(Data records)
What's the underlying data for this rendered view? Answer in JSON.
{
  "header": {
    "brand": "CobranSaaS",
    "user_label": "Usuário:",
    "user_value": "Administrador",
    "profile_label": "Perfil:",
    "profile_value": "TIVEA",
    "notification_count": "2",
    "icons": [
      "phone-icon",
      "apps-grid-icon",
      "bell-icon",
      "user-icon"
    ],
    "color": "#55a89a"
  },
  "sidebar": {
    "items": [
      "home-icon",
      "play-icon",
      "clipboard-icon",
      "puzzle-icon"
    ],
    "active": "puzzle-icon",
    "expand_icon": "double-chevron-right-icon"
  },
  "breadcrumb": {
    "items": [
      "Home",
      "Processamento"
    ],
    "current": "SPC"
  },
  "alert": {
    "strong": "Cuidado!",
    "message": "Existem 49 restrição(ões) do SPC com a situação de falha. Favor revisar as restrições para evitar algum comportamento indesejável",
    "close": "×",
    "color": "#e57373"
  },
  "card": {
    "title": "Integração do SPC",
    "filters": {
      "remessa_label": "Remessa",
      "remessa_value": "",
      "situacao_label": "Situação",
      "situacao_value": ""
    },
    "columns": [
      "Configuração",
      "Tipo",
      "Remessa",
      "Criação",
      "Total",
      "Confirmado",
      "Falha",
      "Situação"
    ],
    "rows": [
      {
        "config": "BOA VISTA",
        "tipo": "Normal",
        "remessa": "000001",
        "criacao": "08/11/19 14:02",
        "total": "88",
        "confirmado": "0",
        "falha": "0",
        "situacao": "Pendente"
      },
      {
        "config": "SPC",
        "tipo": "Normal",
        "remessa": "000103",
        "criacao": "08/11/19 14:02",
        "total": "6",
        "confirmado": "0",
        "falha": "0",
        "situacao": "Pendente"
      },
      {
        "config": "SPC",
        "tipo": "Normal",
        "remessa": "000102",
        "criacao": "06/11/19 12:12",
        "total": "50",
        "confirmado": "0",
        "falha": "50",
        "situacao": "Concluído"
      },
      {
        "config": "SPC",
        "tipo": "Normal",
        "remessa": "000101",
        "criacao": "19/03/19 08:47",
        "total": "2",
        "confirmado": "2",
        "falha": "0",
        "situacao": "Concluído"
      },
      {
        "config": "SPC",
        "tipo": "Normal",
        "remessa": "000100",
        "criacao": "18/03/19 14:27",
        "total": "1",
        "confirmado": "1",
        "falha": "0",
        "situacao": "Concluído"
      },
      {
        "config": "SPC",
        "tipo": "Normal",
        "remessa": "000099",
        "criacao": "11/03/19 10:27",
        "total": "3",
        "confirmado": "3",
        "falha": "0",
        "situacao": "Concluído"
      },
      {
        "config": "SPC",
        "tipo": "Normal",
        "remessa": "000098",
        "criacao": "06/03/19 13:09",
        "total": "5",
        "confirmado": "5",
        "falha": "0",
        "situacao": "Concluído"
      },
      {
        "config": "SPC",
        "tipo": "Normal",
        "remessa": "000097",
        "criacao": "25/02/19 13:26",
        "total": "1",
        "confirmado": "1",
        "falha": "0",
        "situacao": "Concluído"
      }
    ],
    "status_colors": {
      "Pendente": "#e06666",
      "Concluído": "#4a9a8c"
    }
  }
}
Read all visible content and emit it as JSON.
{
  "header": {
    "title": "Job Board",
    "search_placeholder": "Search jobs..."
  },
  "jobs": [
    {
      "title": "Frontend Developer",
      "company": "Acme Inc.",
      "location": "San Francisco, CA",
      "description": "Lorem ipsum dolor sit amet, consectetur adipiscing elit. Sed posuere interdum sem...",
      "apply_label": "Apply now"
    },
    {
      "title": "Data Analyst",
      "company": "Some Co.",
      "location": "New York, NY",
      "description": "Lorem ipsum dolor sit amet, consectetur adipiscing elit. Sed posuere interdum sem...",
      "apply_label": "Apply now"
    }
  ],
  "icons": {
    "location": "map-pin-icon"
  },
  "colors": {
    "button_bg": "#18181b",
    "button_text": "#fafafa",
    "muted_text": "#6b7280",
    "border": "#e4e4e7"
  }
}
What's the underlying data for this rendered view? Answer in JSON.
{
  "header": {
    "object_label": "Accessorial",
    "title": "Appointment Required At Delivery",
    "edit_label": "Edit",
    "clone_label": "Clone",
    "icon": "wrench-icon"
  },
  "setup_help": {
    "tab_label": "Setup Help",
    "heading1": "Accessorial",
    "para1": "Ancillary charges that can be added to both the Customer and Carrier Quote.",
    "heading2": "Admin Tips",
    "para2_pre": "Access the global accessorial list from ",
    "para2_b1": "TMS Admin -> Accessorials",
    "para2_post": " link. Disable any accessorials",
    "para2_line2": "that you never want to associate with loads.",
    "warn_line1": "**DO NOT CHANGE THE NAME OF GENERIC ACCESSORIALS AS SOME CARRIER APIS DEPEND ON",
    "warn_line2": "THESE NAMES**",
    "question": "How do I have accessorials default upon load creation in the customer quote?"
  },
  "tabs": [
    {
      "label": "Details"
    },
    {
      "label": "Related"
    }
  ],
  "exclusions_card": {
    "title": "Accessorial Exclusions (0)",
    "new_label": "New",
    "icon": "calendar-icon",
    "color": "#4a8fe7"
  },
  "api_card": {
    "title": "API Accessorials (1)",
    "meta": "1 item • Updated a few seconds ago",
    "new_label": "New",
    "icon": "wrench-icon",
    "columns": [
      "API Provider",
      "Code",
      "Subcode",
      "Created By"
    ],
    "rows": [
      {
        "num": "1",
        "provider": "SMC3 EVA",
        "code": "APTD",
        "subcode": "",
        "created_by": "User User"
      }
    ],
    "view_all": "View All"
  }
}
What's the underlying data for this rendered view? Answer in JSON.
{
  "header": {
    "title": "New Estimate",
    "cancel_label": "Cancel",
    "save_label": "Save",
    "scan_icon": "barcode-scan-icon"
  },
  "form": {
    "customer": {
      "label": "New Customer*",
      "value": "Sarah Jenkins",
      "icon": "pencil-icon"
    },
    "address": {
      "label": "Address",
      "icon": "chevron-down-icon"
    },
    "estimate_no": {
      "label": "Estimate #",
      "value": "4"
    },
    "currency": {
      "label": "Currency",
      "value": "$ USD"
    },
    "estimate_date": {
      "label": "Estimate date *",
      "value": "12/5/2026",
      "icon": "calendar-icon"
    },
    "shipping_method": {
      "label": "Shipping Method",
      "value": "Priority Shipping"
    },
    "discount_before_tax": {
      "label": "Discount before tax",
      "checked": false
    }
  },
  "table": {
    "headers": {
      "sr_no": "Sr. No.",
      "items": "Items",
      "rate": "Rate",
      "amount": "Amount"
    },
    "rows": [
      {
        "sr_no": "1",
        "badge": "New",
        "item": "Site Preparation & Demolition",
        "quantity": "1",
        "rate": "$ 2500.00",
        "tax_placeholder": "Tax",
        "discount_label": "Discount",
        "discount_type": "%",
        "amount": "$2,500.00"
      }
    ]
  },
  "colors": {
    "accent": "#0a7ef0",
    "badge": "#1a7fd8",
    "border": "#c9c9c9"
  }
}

• CHALLENGE: Reproduce each entry word for word.

• PROBLEM SOLUTION:
What's the underlying data for this rendered view? Answer in JSON.
{
  "header": {
    "brand": "CobranSaaS",
    "user_label": "Usuário:",
    "user_value": "Administrador",
    "profile_label": "Perfil:",
    "profile_value": "TIVEA",
    "notification_count": "2",
    "icons": [
      "phone-icon",
      "apps-grid-icon",
      "bell-icon",
      "user-icon"
    ],
    "color": "#55a89a"
  },
  "sidebar": {
    "items": [
      "home-icon",
      "play-icon",
      "clipboard-icon",
      "puzzle-icon"
    ],
    "active": "puzzle-icon",
    "expand_icon": "double-chevron-right-icon"
  },
  "breadcrumb": {
    "items": [
      "Home",
      "Processamento"
    ],
    "current": "SPC"
  },
  "alert": {
    "strong": "Cuidado!",
    "message": "Existem 49 restrição(ões) do SPC com a situação de falha. Favor revisar as restrições para evitar algum comportamento indesejável",
    "close": "×",
    "color": "#e57373"
  },
  "card": {
    "title": "Integração do SPC",
    "filters": {
      "remessa_label": "Remessa",
      "remessa_value": "",
      "situacao_label": "Situação",
      "situacao_value": ""
    },
    "columns": [
      "Configuração",
      "Tipo",
      "Remessa",
      "Criação",
      "Total",
      "Confirmado",
      "Falha",
      "Situação"
    ],
    "rows": [
      {
        "config": "BOA VISTA",
        "tipo": "Normal",
        "remessa": "000001",
        "criacao": "08/11/19 14:02",
        "total": "88",
        "confirmado": "0",
        "falha": "0",
        "situacao": "Pendente"
      },
      {
        "config": "SPC",
        "tipo": "Normal",
        "remessa": "000103",
        "criacao": "08/11/19 14:02",
        "total": "6",
        "confirmado": "0",
        "falha": "0",
        "situacao": "Pendente"
      },
      {
        "config": "SPC",
        "tipo": "Normal",
        "remessa": "000102",
        "criacao": "06/11/19 12:12",
        "total": "50",
        "confirmado": "0",
        "falha": "50",
        "situacao": "Concluído"
      },
      {
        "config": "SPC",
        "tipo": "Normal",
        "remessa": "000101",
        "criacao": "19/03/19 08:47",
        "total": "2",
        "confirmado": "2",
        "falha": "0",
        "situacao": "Concluído"
      },
      {
        "config": "SPC",
        "tipo": "Normal",
        "remessa": "000100",
        "criacao": "18/03/19 14:27",
        "total": "1",
        "confirmado": "1",
        "falha": "0",
        "situacao": "Concluído"
      },
      {
        "config": "SPC",
        "tipo": "Normal",
        "remessa": "000099",
        "criacao": "11/03/19 10:27",
        "total": "3",
        "confirmado": "3",
        "falha": "0",
        "situacao": "Concluído"
      },
      {
        "config": "SPC",
        "tipo": "Normal",
        "remessa": "000098",
        "criacao": "06/03/19 13:09",
        "total": "5",
        "confirmado": "5",
        "falha": "0",
        "situacao": "Concluído"
      },
      {
        "config": "SPC",
        "tipo": "Normal",
        "remessa": "000097",
        "criacao": "25/02/19 13:26",
        "total": "1",
        "confirmado": "1",
        "falha": "0",
        "situacao": "Concluído"
      }
    ],
    "status_colors": {
      "Pendente": "#e06666",
      "Concluído": "#4a9a8c"
    }
  }
}
Read all visible content and emit it as JSON.
{
  "header": {
    "title": "Job Board",
    "search_placeholder": "Search jobs..."
  },
  "jobs": [
    {
      "title": "Frontend Developer",
      "company": "Acme Inc.",
      "location": "San Francisco, CA",
      "description": "Lorem ipsum dolor sit amet, consectetur adipiscing elit. Sed posuere interdum sem...",
      "apply_label": "Apply now"
    },
    {
      "title": "Data Analyst",
      "company": "Some Co.",
      "location": "New York, NY",
      "description": "Lorem ipsum dolor sit amet, consectetur adipiscing elit. Sed posuere interdum sem...",
      "apply_label": "Apply now"
    }
  ],
  "icons": {
    "location": "map-pin-icon"
  },
  "colors": {
    "button_bg": "#18181b",
    "button_text": "#fafafa",
    "muted_text": "#6b7280",
    "border": "#e4e4e7"
  }
}
What's the underlying data for this rendered view? Answer in JSON.
{
  "header": {
    "object_label": "Accessorial",
    "title": "Appointment Required At Delivery",
    "edit_label": "Edit",
    "clone_label": "Clone",
    "icon": "wrench-icon"
  },
  "setup_help": {
    "tab_label": "Setup Help",
    "heading1": "Accessorial",
    "para1": "Ancillary charges that can be added to both the Customer and Carrier Quote.",
    "heading2": "Admin Tips",
    "para2_pre": "Access the global accessorial list from ",
    "para2_b1": "TMS Admin -> Accessorials",
    "para2_post": " link. Disable any accessorials",
    "para2_line2": "that you never want to associate with loads.",
    "warn_line1": "**DO NOT CHANGE THE NAME OF GENERIC ACCESSORIALS AS SOME CARRIER APIS DEPEND ON",
    "warn_line2": "THESE NAMES**",
    "question": "How do I have accessorials default upon load creation in the customer quote?"
  },
  "tabs": [
    {
      "label": "Details"
    },
    {
      "label": "Related"
    }
  ],
  "exclusions_card": {
    "title": "Accessorial Exclusions (0)",
    "new_label": "New",
    "icon": "calendar-icon",
    "color": "#4a8fe7"
  },
  "api_card": {
    "title": "API Accessorials (1)",
    "meta": "1 item • Updated a few seconds ago",
    "new_label": "New",
    "icon": "wrench-icon",
    "columns": [
      "API Provider",
      "Code",
      "Subcode",
      "Created By"
    ],
    "rows": [
      {
        "num": "1",
        "provider": "SMC3 EVA",
        "code": "APTD",
        "subcode": "",
        "created_by": "User User"
      }
    ],
    "view_all": "View All"
  }
}
What's the underlying data for this rendered view? Answer in JSON.
{
  "header": {
    "title": "New Estimate",
    "cancel_label": "Cancel",
    "save_label": "Save",
    "scan_icon": "barcode-scan-icon"
  },
  "form": {
    "customer": {
      "label": "New Customer*",
      "value": "Sarah Jenkins",
      "icon": "pencil-icon"
    },
    "address": {
      "label": "Address",
      "icon": "chevron-down-icon"
    },
    "estimate_no": {
      "label": "Estimate #",
      "value": "4"
    },
    "currency": {
      "label": "Currency",
      "value": "$ USD"
    },
    "estimate_date": {
      "label": "Estimate date *",
      "value": "12/5/2026",
      "icon": "calendar-icon"
    },
    "shipping_method": {
      "label": "Shipping Method",
      "value": "Priority Shipping"
    },
    "discount_before_tax": {
      "label": "Discount before tax",
      "checked": false
    }
  },
  "table": {
    "headers": {
      "sr_no": "Sr. No.",
      "items": "Items",
      "rate": "Rate",
      "amount": "Amount"
    },
    "rows": [
      {
        "sr_no": "1",
        "badge": "New",
        "item": "Site Preparation & Demolition",
        "quantity": "1",
        "rate": "$ 2500.00",
        "tax_placeholder": "Tax",
        "discount_label": "Discount",
        "discount_type": "%",
        "amount": "$2,500.00"
      }
    ]
  },
  "colors": {
    "accent": "#0a7ef0",
    "badge": "#1a7fd8",
    "border": "#c9c9c9"
  }
}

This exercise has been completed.